__Opdrachtvereisten__:
1. Waarom werd Annie volgens de gegeven passage over haar opvang door het gezin van Willemien als jonge tiener uit huis geplaatst?
2. Gaat u verder met de passage over de opvang van Annie door het gezin van Willemien, aansluitend op de laatste zin.

__Gegeven passage__:
# # #
Annie werd als jonge tiener uit huis geplaatst omdat het bepaald niet boterde tussen haar en haar stiefvader. Haar lot om de rest van haar jeugd door te brengen in een tehuis, leek bezegeld. Maar daar werd een stokje voor gestoken. “Annie was mijn campingvriendinnetje”, vertelt Willemien. “We stonden van jongs af aan in hetzelfde laantje. Mijn ouders hadden zich toevallig al aangemeld voor pleegzorg toen het verhaal van Annie voorbij kwam. Een kindertehuis… een heel naar gevoel kreeg ik daarbij. Niemand van ons wilde dat ze daar naartoe zou moeten. Mijn ouders hebben zich er toen hard voor gemaakt dat ze bij ons kon komen wonen.”
# # #
__Bronfragment__:
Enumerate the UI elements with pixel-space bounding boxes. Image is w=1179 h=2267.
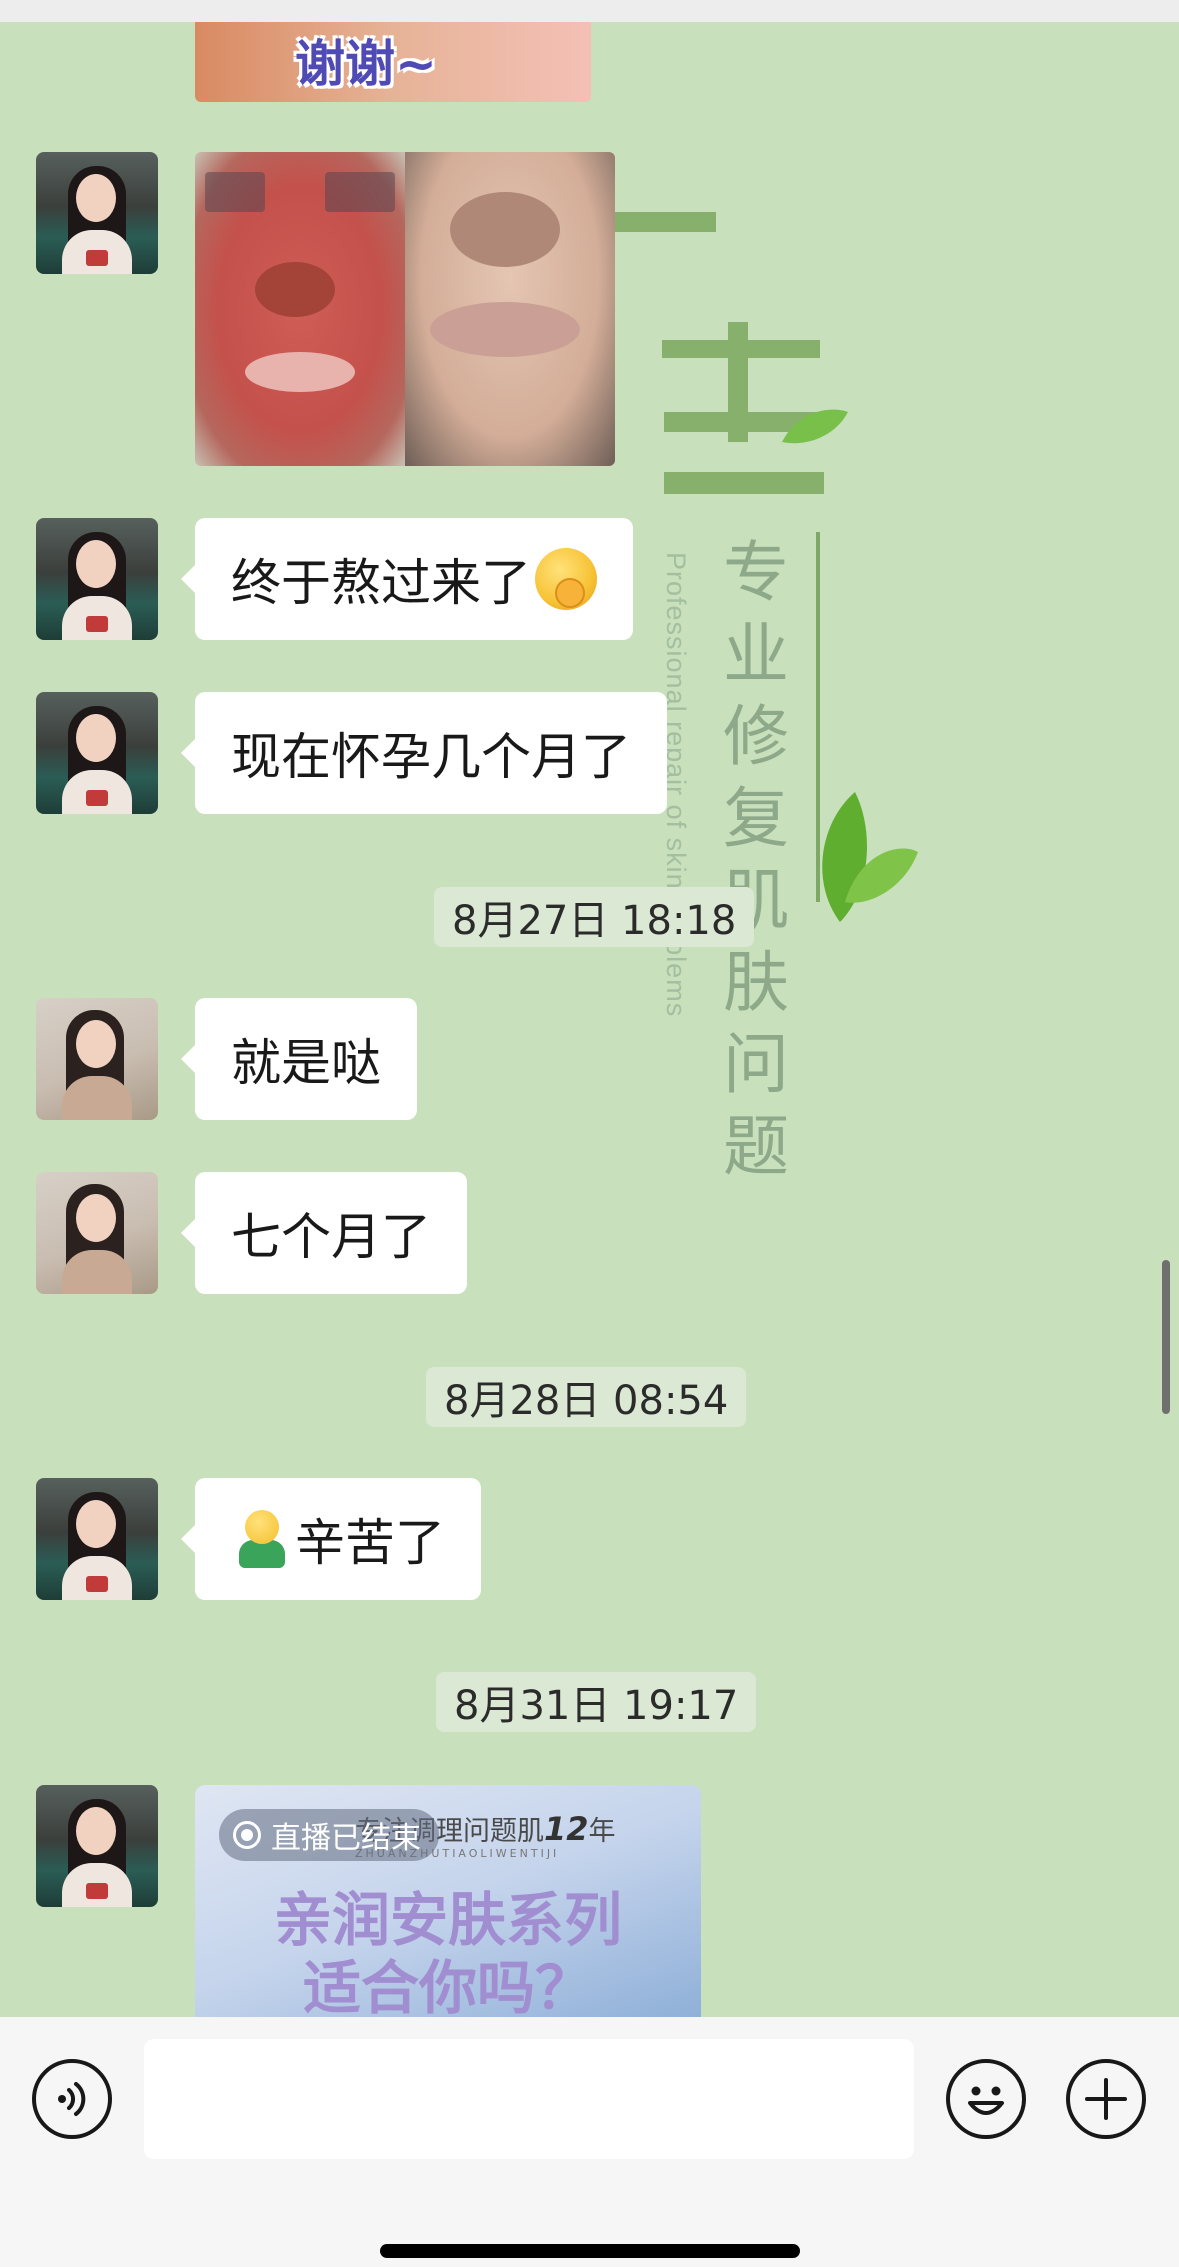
# # #
__De resultaten__:
1. Omdat het bepaald niet boterde tussen haar en haar stiefvader.

2.
Terwijl Willemien door het dolle heen was met het nieuws dat haar vriendinnetje bij haar kwam wonen, waren bij Annie gevoelens van heimwee, verlatingsangst en vreugde constant met elkaar in gevecht. “Ik weet nog dat ik m’n eigen kamertje kreeg”, vertelt Annie. “Ze hadden er allemaal leuke dingen neergezet. En iedereen was hartstikke blij. Ik was ook wel blij, maar het was heel dubbel.”
Want zelf was ze dan wel bevrijd van haar alcoholistische stiefvader, haar moeder woonde daar nog. Ze voelde zich, hoe jong ze ook was, verantwoordelijk voor haar. “Ik maakte me veel zorgen om m’n moeder. Ze is doof en heeft een heel laag niveau. Ik beschermde haar. Ik vond het dus moeilijk om haar los te laten. En nog steeds eigenlijk. Ze woont nog altijd samen met mijn stiefvader. Hij is de baas in huis en zij volgt gewoon. Ergens denk ik dat ze misschien wel contact met me zou willen, maar niet durft. Dat maakt het voor mij lastig om er een streep onder te zetten.”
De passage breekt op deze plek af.